# Rekorde!



## Leif (11. September 2006)

Hi @ all.

Ich weiß, man sollte nicht mit den großen Fängen rumprahlen.
Mich würde aber intressieren, was eure Rekorde sind. Natürlich nur die von der küste.

Da wir Plattfischrekorde ja schon als Thema haben entfallen sie.

Ich würde aber vorallem gerne wissen, was die Dorsch und aalrekorde mit der brandungsangel sind.

Ich war selber dabei, als nen 24 Pfund Dorsch in Belgien mit wattwurm gefangen wurde.
Die Schnur ging damals nur nach Links und nach Rechts.
Außerdem sah ich schon 4 Pfund Aale als sie gelandet wurden.

ich selber hatte solch ein Glück noch nicht.


----------



## degl (11. September 2006)

*AW: Rekorde!*

@Leif,

65cm Dorsch in der Kieler Förde,nähe Bellevue-Badeanstalt,
man war ich perplex,hab ihn leider nicht gewogen#h 

gruß degl


----------



## bamse34 (11. September 2006)

*AW: Rekorde!*

Moin Moin!
Ich weiß nicht wie groß die größten Aale waren die ich bis jetzt in der Brandung gefangen habe, die 3 die (hoffentlich) gleich unten zu sehen sind habe ich letzte Woche gefangen!
Hatte aber schon größere! Ich messe und wiege sie aber selten!
Gruß Sebastian


----------



## Palerado (11. September 2006)

*AW: Rekorde!*

Rekorde.
*hust*

Mein Dorschrekord liegt bei 55cm. Gefangen vor ca. 10 Jahren mit einer 60g Rute an der Marinestation Staberdorf.
In den letzten 4 jahren (wir fahren eine Woche im Jahr nach Fehmarn) hatte ich zwar immer einige Dorsche, aber die 50cm Marke will einfach nicht wieder fallen.
Immerhin durfte ich meinem Vater bei der Landung eines 59ers helfen.


----------



## Hadley (11. September 2006)

_ _ _ _ _

- DEINE AUFGABEN
1. Fasse den Forenthread über Küstenangelrekorde in drei Sätzen zusammen.
2. Überarbeite im Forenthread über Küstenangelrekorde den Abschnitt von „Mich würde aber“ bis einschließlich „der brandungsangel sind.“, indem du „Plattfischrekorde“ durch „Meerforellenrekorde“ ersetzt.
Das Material stammt aus einer anderen Quelle als der Forenthread.

- AUSGANGSMATERIAL
_ _ _ _ _

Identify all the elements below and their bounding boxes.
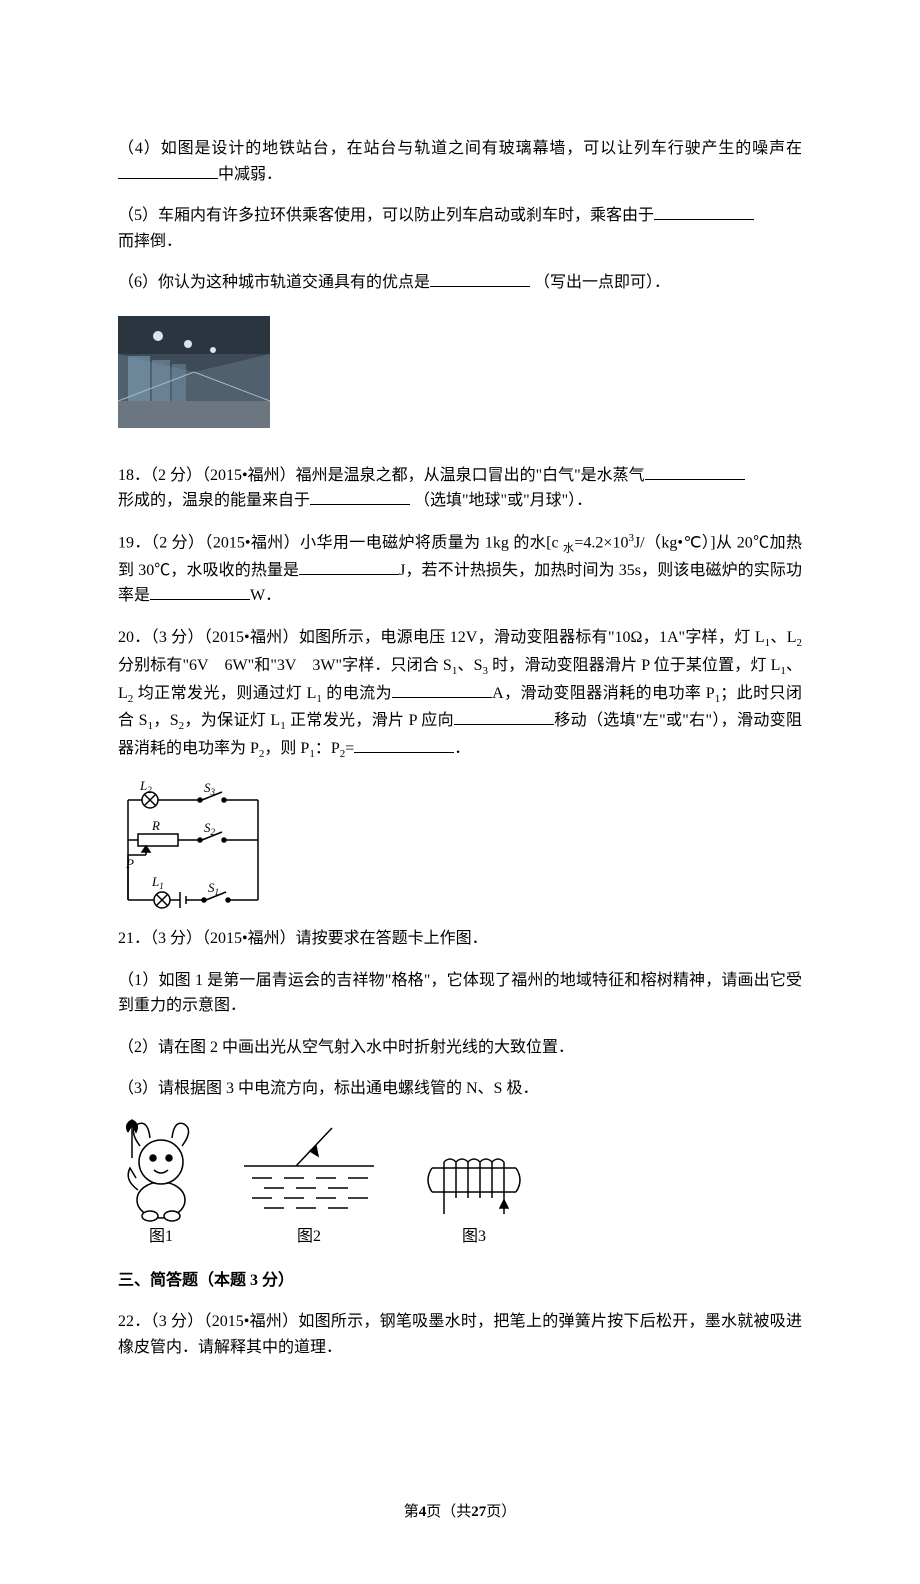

_ _ _ _ _

- LÖSUNGEN JE AUFGABE
1. Leif fragt nach Angelrekorden von der Küste, vor allem nach Dorsch- und Aalrekorden mit der Brandungsangel, und berichtet, dass er beim Fang eines 24-Pfund-Dorschs in Belgien dabei war und schon 4-Pfund-Aale bei der Landung gesehen hat. Der Nutzer degl meldet einen 65-cm-Dorsch aus der Kieler Förde, den er nicht gewogen hat, während bamse34 letzte Woche drei Aale in der Brandung gefangen hat, schon größere hatte und seine Fänge selten misst oder wiegt. Palerados Dorschrekord liegt bei 55 cm, gefangen vor etwa zehn Jahren an der Marinestation Staberdorf, und er durfte seinem Vater bei der Landung eines 59ers helfen.

2.
Mich würde aber intressieren, was eure Rekorde sind. Natürlich nur die von der küste.

Da wir Meerforellenrekorde ja schon als Thema haben entfallen sie.

Ich würde aber vorallem gerne wissen, was die Dorsch und aalrekorde mit der brandungsangel sind.